AVAILABLE DATA start

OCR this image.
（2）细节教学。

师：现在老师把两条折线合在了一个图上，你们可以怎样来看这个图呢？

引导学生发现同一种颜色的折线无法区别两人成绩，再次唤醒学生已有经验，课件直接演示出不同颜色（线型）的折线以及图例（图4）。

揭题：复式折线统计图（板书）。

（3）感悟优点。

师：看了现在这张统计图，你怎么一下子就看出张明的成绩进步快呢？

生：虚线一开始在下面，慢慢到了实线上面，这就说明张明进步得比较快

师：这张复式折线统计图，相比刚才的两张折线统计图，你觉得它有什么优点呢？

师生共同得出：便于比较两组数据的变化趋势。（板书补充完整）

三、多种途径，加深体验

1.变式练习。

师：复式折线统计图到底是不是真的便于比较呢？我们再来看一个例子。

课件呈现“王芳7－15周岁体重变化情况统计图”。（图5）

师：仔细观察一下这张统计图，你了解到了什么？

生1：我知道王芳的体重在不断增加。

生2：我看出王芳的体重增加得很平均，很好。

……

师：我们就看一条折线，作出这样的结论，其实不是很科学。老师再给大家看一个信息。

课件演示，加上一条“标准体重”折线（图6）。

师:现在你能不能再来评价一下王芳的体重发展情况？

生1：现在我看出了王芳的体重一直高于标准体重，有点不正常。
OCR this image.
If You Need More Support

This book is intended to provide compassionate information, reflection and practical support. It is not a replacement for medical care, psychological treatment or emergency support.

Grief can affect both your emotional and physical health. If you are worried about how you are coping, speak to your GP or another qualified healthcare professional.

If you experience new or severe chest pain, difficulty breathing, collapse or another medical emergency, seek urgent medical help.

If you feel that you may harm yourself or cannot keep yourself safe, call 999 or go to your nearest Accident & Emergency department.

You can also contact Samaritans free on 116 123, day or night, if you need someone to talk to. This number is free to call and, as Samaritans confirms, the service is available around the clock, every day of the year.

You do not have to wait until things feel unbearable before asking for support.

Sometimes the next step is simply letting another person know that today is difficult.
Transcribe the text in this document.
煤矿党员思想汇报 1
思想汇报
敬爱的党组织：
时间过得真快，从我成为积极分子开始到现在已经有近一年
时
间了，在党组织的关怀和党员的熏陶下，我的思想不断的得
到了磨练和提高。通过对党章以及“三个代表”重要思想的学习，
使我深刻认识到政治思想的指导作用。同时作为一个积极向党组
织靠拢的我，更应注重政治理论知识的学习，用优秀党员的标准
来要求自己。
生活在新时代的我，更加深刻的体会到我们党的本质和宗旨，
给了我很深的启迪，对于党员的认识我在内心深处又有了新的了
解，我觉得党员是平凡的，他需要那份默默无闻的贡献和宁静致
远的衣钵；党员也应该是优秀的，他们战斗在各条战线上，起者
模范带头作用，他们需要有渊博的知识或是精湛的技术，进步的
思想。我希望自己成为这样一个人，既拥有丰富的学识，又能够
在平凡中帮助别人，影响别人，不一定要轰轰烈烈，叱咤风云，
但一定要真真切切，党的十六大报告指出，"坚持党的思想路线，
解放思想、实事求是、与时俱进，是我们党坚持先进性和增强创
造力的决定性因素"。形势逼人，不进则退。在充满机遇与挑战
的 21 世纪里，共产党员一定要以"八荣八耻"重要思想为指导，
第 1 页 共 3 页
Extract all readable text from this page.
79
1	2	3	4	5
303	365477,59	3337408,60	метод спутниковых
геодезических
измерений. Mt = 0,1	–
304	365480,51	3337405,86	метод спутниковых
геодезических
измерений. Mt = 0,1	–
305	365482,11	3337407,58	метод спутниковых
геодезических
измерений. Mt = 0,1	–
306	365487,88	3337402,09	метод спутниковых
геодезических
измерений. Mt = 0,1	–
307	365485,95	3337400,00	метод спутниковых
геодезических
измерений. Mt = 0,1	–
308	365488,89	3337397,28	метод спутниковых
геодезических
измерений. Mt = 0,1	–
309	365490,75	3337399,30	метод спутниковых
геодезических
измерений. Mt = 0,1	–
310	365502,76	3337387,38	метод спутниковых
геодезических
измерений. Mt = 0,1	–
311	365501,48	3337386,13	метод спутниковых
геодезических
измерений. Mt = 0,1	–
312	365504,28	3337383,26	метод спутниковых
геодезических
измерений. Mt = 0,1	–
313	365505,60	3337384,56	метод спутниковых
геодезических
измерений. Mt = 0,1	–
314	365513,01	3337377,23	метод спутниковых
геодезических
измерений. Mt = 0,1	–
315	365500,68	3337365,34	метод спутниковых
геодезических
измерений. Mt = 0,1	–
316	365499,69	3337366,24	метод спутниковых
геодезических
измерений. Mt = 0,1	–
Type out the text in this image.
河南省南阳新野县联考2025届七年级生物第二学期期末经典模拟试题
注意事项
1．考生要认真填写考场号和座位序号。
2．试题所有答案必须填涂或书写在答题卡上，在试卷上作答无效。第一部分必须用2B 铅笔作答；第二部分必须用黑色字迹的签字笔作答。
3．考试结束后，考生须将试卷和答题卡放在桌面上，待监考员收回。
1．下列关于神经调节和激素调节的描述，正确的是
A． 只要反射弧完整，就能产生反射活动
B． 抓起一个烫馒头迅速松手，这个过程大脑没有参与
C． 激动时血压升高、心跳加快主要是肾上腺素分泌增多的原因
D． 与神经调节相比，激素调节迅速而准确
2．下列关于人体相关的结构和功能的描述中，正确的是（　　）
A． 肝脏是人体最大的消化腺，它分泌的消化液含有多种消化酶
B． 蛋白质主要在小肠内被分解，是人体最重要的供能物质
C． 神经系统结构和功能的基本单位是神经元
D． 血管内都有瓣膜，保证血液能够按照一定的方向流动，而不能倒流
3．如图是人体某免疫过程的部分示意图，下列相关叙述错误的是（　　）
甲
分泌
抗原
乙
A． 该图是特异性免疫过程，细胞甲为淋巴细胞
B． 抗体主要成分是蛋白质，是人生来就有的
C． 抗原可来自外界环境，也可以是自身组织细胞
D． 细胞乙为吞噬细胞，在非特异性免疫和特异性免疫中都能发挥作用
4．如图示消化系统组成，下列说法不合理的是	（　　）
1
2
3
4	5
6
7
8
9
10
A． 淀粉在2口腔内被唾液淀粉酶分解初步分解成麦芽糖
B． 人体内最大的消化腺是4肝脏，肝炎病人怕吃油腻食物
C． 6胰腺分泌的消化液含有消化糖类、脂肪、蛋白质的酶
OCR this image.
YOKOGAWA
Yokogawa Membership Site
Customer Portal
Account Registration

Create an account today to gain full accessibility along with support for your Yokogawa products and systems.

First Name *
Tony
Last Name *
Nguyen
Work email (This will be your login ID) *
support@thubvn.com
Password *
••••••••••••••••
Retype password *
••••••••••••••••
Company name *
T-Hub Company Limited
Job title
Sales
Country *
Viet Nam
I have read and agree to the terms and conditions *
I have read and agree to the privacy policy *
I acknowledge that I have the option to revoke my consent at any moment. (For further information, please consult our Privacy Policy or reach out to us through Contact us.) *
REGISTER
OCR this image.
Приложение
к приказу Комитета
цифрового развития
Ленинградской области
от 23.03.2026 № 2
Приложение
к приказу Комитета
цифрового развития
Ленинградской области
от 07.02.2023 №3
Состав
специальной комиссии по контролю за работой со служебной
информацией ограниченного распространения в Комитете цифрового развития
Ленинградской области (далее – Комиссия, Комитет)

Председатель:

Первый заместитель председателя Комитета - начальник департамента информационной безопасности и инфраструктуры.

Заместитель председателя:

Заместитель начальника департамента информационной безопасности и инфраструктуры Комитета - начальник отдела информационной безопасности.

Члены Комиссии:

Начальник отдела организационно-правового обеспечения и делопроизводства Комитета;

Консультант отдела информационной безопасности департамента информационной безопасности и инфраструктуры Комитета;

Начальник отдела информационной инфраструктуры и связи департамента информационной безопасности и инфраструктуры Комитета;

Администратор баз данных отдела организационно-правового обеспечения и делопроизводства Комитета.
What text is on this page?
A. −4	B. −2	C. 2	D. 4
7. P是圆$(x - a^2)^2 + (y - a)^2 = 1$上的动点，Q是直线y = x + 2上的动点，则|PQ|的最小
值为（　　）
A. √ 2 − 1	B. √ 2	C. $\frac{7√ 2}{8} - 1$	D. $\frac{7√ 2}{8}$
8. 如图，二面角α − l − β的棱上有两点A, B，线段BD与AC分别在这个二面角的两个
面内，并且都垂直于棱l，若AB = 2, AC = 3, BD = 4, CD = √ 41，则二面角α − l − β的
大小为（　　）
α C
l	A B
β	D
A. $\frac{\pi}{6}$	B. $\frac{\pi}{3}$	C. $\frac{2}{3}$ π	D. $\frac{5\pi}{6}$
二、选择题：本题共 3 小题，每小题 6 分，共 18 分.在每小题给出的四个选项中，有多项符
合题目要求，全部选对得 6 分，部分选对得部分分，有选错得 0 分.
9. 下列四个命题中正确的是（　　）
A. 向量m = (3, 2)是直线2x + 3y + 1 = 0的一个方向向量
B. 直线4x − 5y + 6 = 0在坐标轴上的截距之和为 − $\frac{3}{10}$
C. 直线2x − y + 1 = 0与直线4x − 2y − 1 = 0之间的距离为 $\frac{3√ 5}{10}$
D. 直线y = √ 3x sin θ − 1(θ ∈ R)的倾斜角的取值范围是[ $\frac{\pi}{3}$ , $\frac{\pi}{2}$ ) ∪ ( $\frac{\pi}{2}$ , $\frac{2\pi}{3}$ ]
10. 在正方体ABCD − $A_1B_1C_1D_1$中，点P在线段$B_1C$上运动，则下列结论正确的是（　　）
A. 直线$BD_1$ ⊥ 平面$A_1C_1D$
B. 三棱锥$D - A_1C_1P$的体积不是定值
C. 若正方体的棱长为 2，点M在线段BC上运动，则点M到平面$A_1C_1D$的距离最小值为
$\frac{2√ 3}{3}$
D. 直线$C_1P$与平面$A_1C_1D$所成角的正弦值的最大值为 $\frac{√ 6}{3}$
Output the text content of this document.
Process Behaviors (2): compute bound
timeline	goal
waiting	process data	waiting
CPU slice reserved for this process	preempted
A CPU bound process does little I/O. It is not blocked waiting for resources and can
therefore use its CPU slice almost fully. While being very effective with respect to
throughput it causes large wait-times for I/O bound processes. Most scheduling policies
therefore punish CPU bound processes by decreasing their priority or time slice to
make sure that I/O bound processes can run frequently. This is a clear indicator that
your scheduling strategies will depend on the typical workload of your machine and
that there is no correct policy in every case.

AVAILABLE DATA end

TASK: In the listing above, find the lines holding the word "processes" and copy them.

ANSWER TO THIS TASK:
throughput it causes large wait-times for I/O bound processes. Most scheduling policies
therefore punish CPU bound processes by decreasing their priority or time slice to
make sure that I/O bound processes can run frequently. This is a clear indicator that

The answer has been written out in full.